— Items from a data source —
►

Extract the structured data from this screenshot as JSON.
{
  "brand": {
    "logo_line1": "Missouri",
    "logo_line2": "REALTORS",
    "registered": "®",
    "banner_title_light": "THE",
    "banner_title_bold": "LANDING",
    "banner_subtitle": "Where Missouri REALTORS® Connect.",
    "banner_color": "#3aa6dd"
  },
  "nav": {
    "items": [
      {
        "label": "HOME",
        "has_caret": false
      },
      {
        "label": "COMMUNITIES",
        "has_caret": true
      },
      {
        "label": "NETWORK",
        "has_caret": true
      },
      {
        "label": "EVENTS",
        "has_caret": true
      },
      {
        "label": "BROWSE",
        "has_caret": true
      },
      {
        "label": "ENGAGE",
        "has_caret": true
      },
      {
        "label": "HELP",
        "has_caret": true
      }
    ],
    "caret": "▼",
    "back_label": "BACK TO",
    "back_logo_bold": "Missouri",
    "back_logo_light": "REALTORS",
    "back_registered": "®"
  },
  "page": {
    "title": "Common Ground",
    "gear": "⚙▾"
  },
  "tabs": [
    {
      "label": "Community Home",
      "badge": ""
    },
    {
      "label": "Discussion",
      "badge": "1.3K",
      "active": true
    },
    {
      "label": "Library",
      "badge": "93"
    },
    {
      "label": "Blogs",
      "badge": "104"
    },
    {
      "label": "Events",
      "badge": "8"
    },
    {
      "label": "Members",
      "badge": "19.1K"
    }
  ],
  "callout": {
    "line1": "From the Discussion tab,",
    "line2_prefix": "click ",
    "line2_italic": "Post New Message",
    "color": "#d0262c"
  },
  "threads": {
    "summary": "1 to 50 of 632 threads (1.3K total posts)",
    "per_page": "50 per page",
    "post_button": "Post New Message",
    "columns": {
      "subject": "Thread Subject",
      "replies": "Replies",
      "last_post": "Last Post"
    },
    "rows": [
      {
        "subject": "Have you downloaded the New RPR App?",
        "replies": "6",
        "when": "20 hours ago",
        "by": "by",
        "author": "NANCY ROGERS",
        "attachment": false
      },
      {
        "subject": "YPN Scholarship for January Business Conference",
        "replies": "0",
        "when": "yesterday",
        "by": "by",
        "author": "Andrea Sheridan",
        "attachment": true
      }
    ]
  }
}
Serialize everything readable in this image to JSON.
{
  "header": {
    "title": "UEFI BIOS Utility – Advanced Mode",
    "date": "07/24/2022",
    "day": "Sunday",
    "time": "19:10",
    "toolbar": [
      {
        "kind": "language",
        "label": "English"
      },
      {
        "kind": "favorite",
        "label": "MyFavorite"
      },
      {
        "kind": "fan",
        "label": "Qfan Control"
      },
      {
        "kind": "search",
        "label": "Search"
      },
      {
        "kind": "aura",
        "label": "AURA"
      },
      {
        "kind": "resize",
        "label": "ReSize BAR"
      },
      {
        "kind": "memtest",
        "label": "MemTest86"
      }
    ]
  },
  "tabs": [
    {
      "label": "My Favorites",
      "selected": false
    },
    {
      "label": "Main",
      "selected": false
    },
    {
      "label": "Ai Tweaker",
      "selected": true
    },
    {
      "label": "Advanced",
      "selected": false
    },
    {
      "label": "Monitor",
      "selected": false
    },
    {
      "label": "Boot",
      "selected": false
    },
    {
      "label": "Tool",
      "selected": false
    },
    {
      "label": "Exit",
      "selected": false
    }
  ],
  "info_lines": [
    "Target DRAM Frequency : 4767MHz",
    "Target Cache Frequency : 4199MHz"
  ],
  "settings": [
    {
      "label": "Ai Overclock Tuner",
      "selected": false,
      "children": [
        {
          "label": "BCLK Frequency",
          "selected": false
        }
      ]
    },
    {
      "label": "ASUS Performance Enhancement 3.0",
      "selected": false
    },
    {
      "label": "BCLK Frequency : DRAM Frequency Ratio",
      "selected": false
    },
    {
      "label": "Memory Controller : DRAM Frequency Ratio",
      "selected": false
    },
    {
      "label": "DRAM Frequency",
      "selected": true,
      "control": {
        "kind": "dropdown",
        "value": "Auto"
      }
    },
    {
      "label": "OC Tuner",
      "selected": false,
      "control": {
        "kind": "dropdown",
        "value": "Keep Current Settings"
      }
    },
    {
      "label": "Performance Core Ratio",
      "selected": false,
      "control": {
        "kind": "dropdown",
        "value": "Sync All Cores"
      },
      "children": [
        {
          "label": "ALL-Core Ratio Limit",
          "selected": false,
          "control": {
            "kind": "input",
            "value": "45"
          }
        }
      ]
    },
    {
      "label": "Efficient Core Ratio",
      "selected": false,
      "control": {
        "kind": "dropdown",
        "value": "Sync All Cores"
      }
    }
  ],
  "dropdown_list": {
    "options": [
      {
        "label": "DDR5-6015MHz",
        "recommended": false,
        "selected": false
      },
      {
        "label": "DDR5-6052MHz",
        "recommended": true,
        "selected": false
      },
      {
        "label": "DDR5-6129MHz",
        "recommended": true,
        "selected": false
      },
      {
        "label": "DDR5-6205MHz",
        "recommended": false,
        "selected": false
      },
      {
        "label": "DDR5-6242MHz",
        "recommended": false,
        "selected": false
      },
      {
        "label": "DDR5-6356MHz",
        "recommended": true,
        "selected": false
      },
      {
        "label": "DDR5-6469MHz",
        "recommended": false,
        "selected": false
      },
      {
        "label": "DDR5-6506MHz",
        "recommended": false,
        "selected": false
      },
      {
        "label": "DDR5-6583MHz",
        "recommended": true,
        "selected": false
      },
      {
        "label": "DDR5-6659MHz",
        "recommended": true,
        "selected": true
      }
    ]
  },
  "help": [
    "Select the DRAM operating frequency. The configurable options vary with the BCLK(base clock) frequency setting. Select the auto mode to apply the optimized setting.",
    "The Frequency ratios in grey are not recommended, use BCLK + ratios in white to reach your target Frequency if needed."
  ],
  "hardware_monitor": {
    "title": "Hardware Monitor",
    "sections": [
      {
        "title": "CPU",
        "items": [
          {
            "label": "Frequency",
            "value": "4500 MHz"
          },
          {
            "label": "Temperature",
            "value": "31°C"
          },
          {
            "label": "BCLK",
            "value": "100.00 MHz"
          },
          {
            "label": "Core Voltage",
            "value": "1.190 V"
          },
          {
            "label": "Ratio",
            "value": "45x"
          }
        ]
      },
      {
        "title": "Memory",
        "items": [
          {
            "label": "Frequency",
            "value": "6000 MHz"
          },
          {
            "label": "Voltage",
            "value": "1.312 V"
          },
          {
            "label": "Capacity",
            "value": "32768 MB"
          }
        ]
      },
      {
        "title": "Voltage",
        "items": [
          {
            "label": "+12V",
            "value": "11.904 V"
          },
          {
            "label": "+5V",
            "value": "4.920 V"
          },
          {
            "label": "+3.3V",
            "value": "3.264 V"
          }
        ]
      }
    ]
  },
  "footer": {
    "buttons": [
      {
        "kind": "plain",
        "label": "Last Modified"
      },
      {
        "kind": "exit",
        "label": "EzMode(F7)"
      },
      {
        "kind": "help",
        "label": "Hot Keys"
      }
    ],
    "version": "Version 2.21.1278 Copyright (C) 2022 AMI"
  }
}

◄

— Exercise —
Select every line in the records above that contains the word "Last".

— Complete answer —
      "last_post": "Last Post"
        "label": "Last Modified"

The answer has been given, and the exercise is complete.